[BEGIN]
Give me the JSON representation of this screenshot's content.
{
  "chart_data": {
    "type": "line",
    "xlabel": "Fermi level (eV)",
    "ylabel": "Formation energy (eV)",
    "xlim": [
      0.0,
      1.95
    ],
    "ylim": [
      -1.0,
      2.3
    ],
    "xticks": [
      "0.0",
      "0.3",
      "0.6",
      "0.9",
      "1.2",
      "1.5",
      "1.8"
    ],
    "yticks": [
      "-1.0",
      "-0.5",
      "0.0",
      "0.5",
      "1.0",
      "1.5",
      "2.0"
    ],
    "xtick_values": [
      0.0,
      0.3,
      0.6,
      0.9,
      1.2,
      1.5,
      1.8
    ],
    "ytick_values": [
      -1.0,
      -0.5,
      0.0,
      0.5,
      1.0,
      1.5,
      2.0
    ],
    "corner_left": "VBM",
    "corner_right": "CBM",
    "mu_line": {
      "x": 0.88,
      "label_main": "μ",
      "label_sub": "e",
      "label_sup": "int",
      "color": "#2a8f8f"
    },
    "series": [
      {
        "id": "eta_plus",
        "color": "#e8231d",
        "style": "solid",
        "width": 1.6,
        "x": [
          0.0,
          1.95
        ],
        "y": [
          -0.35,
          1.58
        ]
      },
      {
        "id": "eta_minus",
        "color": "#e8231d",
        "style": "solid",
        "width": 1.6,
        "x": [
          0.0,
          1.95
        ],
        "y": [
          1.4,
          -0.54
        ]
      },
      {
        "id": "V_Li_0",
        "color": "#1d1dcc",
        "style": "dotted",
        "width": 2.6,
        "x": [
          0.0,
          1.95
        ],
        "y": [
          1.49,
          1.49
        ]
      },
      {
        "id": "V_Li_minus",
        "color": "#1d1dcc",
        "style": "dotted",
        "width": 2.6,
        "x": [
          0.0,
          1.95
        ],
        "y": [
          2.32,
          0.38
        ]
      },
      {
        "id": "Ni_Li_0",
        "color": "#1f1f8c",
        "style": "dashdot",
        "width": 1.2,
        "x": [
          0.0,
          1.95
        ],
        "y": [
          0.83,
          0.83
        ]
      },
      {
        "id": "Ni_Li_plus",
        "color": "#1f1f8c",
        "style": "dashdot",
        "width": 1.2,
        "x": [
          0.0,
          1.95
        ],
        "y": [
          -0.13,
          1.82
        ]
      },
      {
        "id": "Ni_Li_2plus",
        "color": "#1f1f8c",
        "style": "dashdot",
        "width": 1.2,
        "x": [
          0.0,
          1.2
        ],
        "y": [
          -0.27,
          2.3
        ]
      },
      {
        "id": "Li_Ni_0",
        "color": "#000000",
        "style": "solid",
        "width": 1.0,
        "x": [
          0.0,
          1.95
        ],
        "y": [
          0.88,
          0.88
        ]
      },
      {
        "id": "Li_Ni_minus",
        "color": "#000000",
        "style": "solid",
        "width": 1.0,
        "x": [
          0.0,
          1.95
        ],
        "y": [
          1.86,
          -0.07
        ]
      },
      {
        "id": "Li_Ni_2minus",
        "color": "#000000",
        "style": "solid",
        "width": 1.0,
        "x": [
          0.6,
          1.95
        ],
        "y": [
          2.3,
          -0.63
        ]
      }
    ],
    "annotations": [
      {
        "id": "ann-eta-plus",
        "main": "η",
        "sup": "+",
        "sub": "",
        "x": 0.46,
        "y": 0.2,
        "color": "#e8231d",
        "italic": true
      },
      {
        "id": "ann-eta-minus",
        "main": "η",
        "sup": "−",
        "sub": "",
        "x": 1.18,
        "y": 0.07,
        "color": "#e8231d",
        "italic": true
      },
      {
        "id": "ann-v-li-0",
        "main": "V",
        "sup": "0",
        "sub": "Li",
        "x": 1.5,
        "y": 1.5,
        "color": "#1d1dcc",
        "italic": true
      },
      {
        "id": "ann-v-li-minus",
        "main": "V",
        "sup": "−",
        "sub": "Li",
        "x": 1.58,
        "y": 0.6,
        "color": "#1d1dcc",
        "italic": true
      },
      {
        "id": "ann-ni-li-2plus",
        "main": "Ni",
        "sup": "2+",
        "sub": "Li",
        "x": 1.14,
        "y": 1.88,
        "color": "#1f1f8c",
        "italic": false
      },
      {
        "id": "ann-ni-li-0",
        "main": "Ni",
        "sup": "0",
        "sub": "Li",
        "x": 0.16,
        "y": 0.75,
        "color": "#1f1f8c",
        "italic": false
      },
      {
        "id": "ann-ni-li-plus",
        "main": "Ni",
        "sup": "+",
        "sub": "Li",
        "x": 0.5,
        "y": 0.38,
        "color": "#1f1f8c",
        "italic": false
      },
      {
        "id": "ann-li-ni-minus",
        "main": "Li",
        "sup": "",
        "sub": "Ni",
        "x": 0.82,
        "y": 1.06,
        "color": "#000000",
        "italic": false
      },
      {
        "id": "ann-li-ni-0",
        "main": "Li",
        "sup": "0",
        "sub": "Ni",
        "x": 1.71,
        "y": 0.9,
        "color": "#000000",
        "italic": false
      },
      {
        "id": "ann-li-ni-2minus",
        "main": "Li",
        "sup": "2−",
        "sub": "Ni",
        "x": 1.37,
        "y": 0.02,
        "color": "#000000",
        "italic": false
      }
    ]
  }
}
[END]
PROBLEM
All of the data needs to be reproduced exactly, with no line missing.

ANSWER FOR THIS EXERCISE
Give me the JSON representation of this screenshot's content.
{
  "chart_data": {
    "type": "line",
    "xlabel": "Fermi level (eV)",
    "ylabel": "Formation energy (eV)",
    "xlim": [
      0.0,
      1.95
    ],
    "ylim": [
      -1.0,
      2.3
    ],
    "xticks": [
      "0.0",
      "0.3",
      "0.6",
      "0.9",
      "1.2",
      "1.5",
      "1.8"
    ],
    "yticks": [
      "-1.0",
      "-0.5",
      "0.0",
      "0.5",
      "1.0",
      "1.5",
      "2.0"
    ],
    "xtick_values": [
      0.0,
      0.3,
      0.6,
      0.9,
      1.2,
      1.5,
      1.8
    ],
    "ytick_values": [
      -1.0,
      -0.5,
      0.0,
      0.5,
      1.0,
      1.5,
      2.0
    ],
    "corner_left": "VBM",
    "corner_right": "CBM",
    "mu_line": {
      "x": 0.88,
      "label_main": "μ",
      "label_sub": "e",
      "label_sup": "int",
      "color": "#2a8f8f"
    },
    "series": [
      {
        "id": "eta_plus",
        "color": "#e8231d",
        "style": "solid",
        "width": 1.6,
        "x": [
          0.0,
          1.95
        ],
        "y": [
          -0.35,
          1.58
        ]
      },
      {
        "id": "eta_minus",
        "color": "#e8231d",
        "style": "solid",
        "width": 1.6,
        "x": [
          0.0,
          1.95
        ],
        "y": [
          1.4,
          -0.54
        ]
      },
      {
        "id": "V_Li_0",
        "color": "#1d1dcc",
        "style": "dotted",
        "width": 2.6,
        "x": [
          0.0,
          1.95
        ],
        "y": [
          1.49,
          1.49
        ]
      },
      {
        "id": "V_Li_minus",
        "color": "#1d1dcc",
        "style": "dotted",
        "width": 2.6,
        "x": [
          0.0,
          1.95
        ],
        "y": [
          2.32,
          0.38
        ]
      },
      {
        "id": "Ni_Li_0",
        "color": "#1f1f8c",
        "style": "dashdot",
        "width": 1.2,
        "x": [
          0.0,
          1.95
        ],
        "y": [
          0.83,
          0.83
        ]
      },
      {
        "id": "Ni_Li_plus",
        "color": "#1f1f8c",
        "style": "dashdot",
        "width": 1.2,
        "x": [
          0.0,
          1.95
        ],
        "y": [
          -0.13,
          1.82
        ]
      },
      {
        "id": "Ni_Li_2plus",
        "color": "#1f1f8c",
        "style": "dashdot",
        "width": 1.2,
        "x": [
          0.0,
          1.2
        ],
        "y": [
          -0.27,
          2.3
        ]
      },
      {
        "id": "Li_Ni_0",
        "color": "#000000",
        "style": "solid",
        "width": 1.0,
        "x": [
          0.0,
          1.95
        ],
        "y": [
          0.88,
          0.88
        ]
      },
      {
        "id": "Li_Ni_minus",
        "color": "#000000",
        "style": "solid",
        "width": 1.0,
        "x": [
          0.0,
          1.95
        ],
        "y": [
          1.86,
          -0.07
        ]
      },
      {
        "id": "Li_Ni_2minus",
        "color": "#000000",
        "style": "solid",
        "width": 1.0,
        "x": [
          0.6,
          1.95
        ],
        "y": [
          2.3,
          -0.63
        ]
      }
    ],
    "annotations": [
      {
        "id": "ann-eta-plus",
        "main": "η",
        "sup": "+",
        "sub": "",
        "x": 0.46,
        "y": 0.2,
        "color": "#e8231d",
        "italic": true
      },
      {
        "id": "ann-eta-minus",
        "main": "η",
        "sup": "−",
        "sub": "",
        "x": 1.18,
        "y": 0.07,
        "color": "#e8231d",
        "italic": true
      },
      {
        "id": "ann-v-li-0",
        "main": "V",
        "sup": "0",
        "sub": "Li",
        "x": 1.5,
        "y": 1.5,
        "color": "#1d1dcc",
        "italic": true
      },
      {
        "id": "ann-v-li-minus",
        "main": "V",
        "sup": "−",
        "sub": "Li",
        "x": 1.58,
        "y": 0.6,
        "color": "#1d1dcc",
        "italic": true
      },
      {
        "id": "ann-ni-li-2plus",
        "main": "Ni",
        "sup": "2+",
        "sub": "Li",
        "x": 1.14,
        "y": 1.88,
        "color": "#1f1f8c",
        "italic": false
      },
      {
        "id": "ann-ni-li-0",
        "main": "Ni",
        "sup": "0",
        "sub": "Li",
        "x": 0.16,
        "y": 0.75,
        "color": "#1f1f8c",
        "italic": false
      },
      {
        "id": "ann-ni-li-plus",
        "main": "Ni",
        "sup": "+",
        "sub": "Li",
        "x": 0.5,
        "y": 0.38,
        "color": "#1f1f8c",
        "italic": false
      },
      {
        "id": "ann-li-ni-minus",
        "main": "Li",
        "sup": "",
        "sub": "Ni",
        "x": 0.82,
        "y": 1.06,
        "color": "#000000",
        "italic": false
      },
      {
        "id": "ann-li-ni-0",
        "main": "Li",
        "sup": "0",
        "sub": "Ni",
        "x": 1.71,
        "y": 0.9,
        "color": "#000000",
        "italic": false
      },
      {
        "id": "ann-li-ni-2minus",
        "main": "Li",
        "sup": "2−",
        "sub": "Ni",
        "x": 1.37,
        "y": 0.02,
        "color": "#000000",
        "italic": false
      }
    ]
  }
}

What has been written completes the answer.